WORK TO BE COMPLETED: Identify the lines bearing the string "definiciones" and gather them.

[Collection entries]
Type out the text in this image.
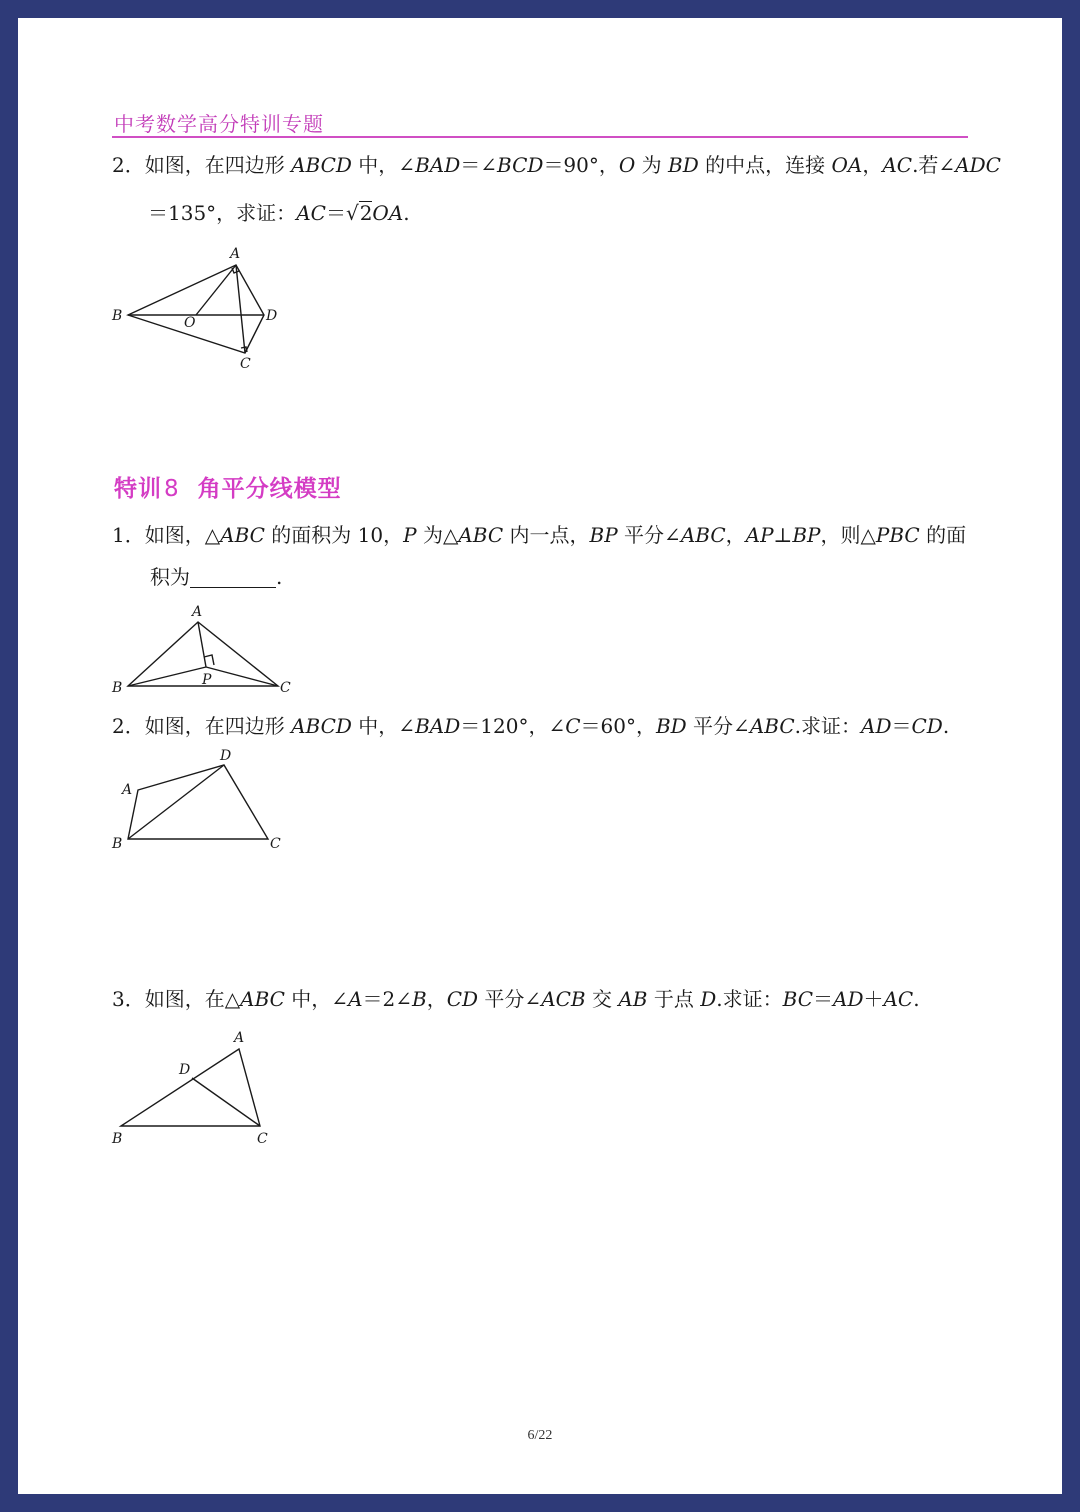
中考数学高分特训专题
2．如图，在四边形 ABCD 中，∠BAD＝∠BCD＝90°，O 为 BD 的中点，连接 OA，AC.若∠ADC
＝135°，求证：AC＝√2OA.
A
B	O	D
C
特训8 角平分线模型
1．如图，△ABC 的面积为 10，P 为△ABC 内一点，BP 平分∠ABC，AP⊥BP，则△PBC 的面
积为	.
A
P
B	C
2．如图，在四边形 ABCD 中，∠BAD＝120°，∠C＝60°，BD 平分∠ABC.求证：AD＝CD.
D
A
B	C
3．如图，在△ABC 中，∠A＝2∠B，CD 平分∠ACB 交 AB 于点 D.求证：BC＝AD＋AC.
A
D
B	C
6/22
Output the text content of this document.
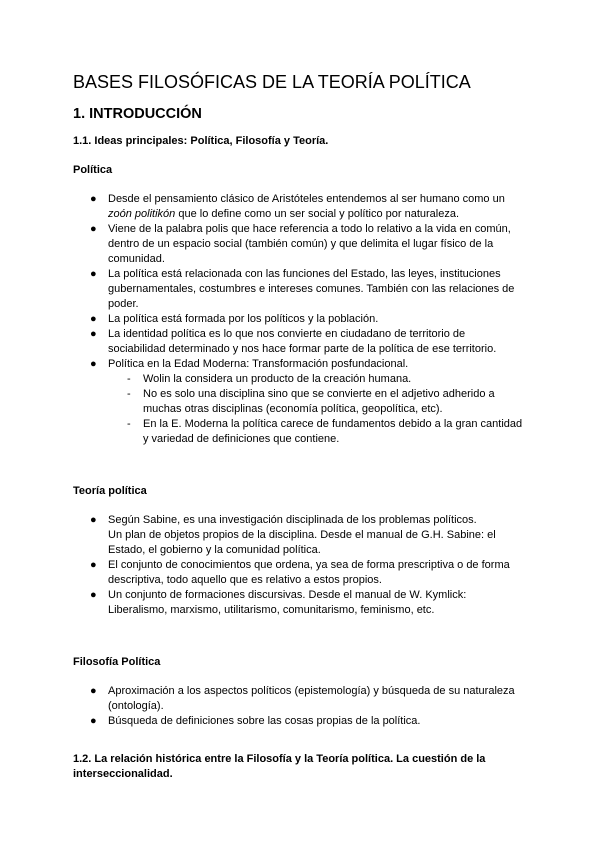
BASES FILOSÓFICAS DE LA TEORÍA POLÍTICA
1. INTRODUCCIÓN
1.1. Ideas principales: Política, Filosofía y Teoría.
Política
● Desde el pensamiento clásico de Aristóteles entendemos al ser humano como un
zoón politikón que lo define como un ser social y político por naturaleza.
● Viene de la palabra polis que hace referencia a todo lo relativo a la vida en común,
dentro de un espacio social (también común) y que delimita el lugar físico de la
comunidad.
● La política está relacionada con las funciones del Estado, las leyes, instituciones
gubernamentales, costumbres e intereses comunes. También con las relaciones de
poder.
● La política está formada por los políticos y la población.
● La identidad política es lo que nos convierte en ciudadano de territorio de
sociabilidad determinado y nos hace formar parte de la política de ese territorio.
● Política en la Edad Moderna: Transformación posfundacional.
- Wolin la considera un producto de la creación humana.
- No es solo una disciplina sino que se convierte en el adjetivo adherido a
muchas otras disciplinas (economía política, geopolítica, etc).
- En la E. Moderna la política carece de fundamentos debido a la gran cantidad
y variedad de definiciones que contiene.
Teoría política
● Según Sabine, es una investigación disciplinada de los problemas políticos.
Un plan de objetos propios de la disciplina. Desde el manual de G.H. Sabine: el
Estado, el gobierno y la comunidad política.
● El conjunto de conocimientos que ordena, ya sea de forma prescriptiva o de forma
descriptiva, todo aquello que es relativo a estos propios.
● Un conjunto de formaciones discursivas. Desde el manual de W. Kymlick:
Liberalismo, marxismo, utilitarismo, comunitarismo, feminismo, etc.
Filosofía Política
● Aproximación a los aspectos políticos (epistemología) y búsqueda de su naturaleza
(ontología).
● Búsqueda de definiciones sobre las cosas propias de la política.
1.2. La relación histórica entre la Filosofía y la Teoría política. La cuestión de la
interseccionalidad.
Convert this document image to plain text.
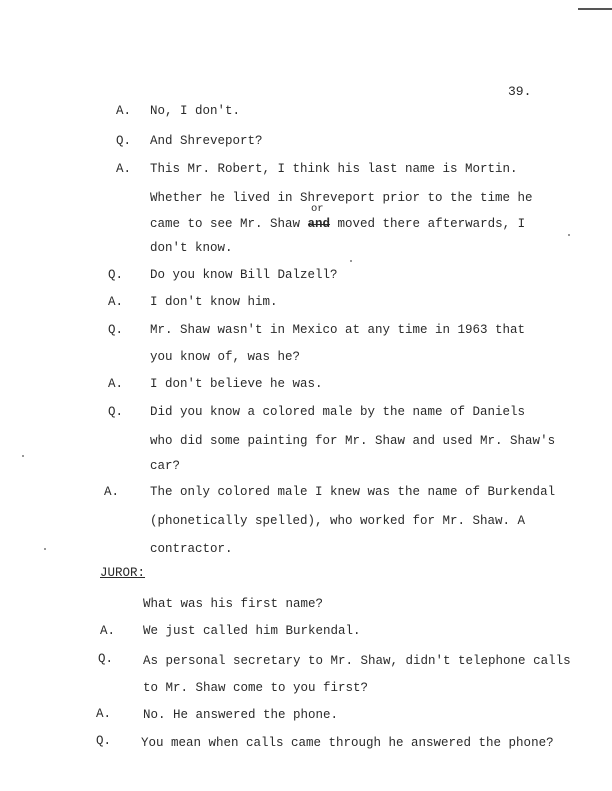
39.
A. No, I don't.
Q. And Shreveport?
A. This Mr. Robert, I think his last name is Mortin.
Whether he lived in Shreveport prior to the time he
or
came to see Mr. Shaw and moved there afterwards, I
don't know.
Q. Do you know Bill Dalzell?
A. I don't know him.
Q. Mr. Shaw wasn't in Mexico at any time in 1963 that
you know of, was he?
A. I don't believe he was.
Q. Did you know a colored male by the name of Daniels
who did some painting for Mr. Shaw and used Mr. Shaw's
car?
A. The only colored male I knew was the name of Burkendal
(phonetically spelled), who worked for Mr. Shaw. A
contractor.
JUROR:
What was his first name?
A. We just called him Burkendal.
Q. As personal secretary to Mr. Shaw, didn't telephone calls
to Mr. Shaw come to you first?
A.	No. He answered the phone.
Q. You mean when calls came through he answered the phone?
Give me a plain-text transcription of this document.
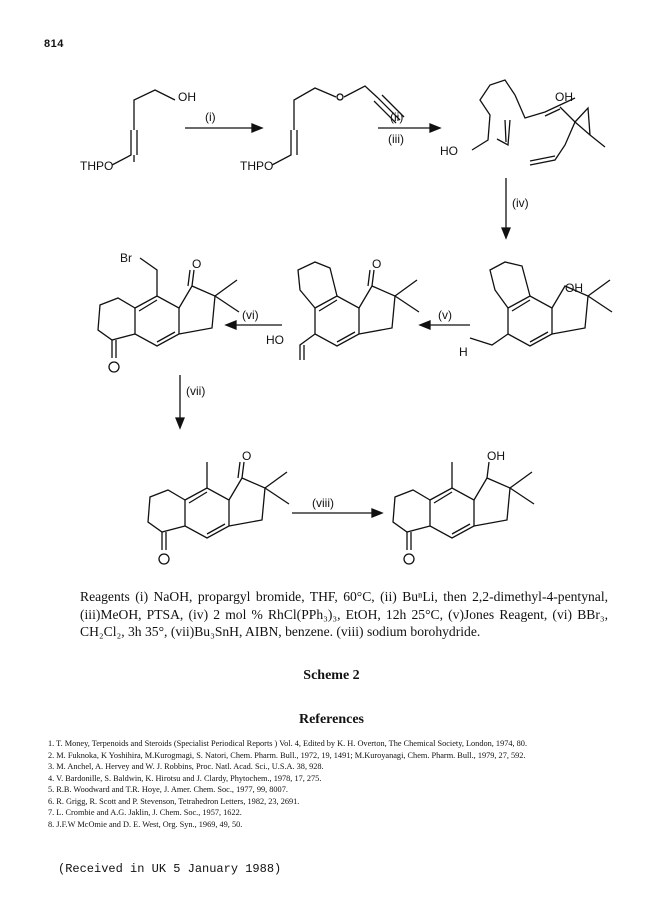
814
OH
THPO
(i)
THPO
(ii)
(iii)
HO
OH
(iv)
OH
H
(v)
O
HO
(vi)
Br	O
(vii)
O
(viii)
OH
Reagents (i) NaOH, propargyl bromide, THF, 60°C, (ii) BuⁿLi, then 2,2-dimethyl-4-pentynal, (iii)MeOH, PTSA, (iv) 2 mol % RhCl(PPh₃)₃, EtOH, 12h 25°C, (v)Jones Reagent, (vi) BBr₃, CH₂Cl₂, 3h 35°, (vii)Bu₃SnH, AIBN, benzene. (viii) sodium borohydride.
Scheme 2
References
1. T. Money, Terpenoids and Steroids (Specialist Periodical Reports ) Vol. 4, Edited by K. H. Overton, The Chemical Society, London, 1974, 80.
2. M. Fuknoka, K Yoshihira, M.Kurogmagi, S. Natori, Chem. Pharm. Bull., 1972, 19, 1491; M.Kuroyanagi, Chem. Pharm. Bull., 1979, 27, 592.
3. M. Anchel, A. Hervey and W. J. Robbins, Proc. Natl. Acad. Sci., U.S.A. 38, 928.
4. V. Bardonille, S. Baldwin, K. Hirotsu and J. Clardy, Phytochem., 1978, 17, 275.
5. R.B. Woodward and T.R. Hoye, J. Amer. Chem. Soc., 1977, 99, 8007.
6. R. Grigg, R. Scott and P. Stevenson, Tetrahedron Letters, 1982, 23, 2691.
7. L. Crombie and A.G. Jaklin, J. Chem. Soc., 1957, 1622.
8. J.F.W McOmie and D. E. West, Org. Syn., 1969, 49, 50.
(Received in UK 5 January 1988)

SOLUTION TO THE PROBLEM:
y variedad de definiciones que contiene.
● Búsqueda de definiciones sobre las cosas propias de la política.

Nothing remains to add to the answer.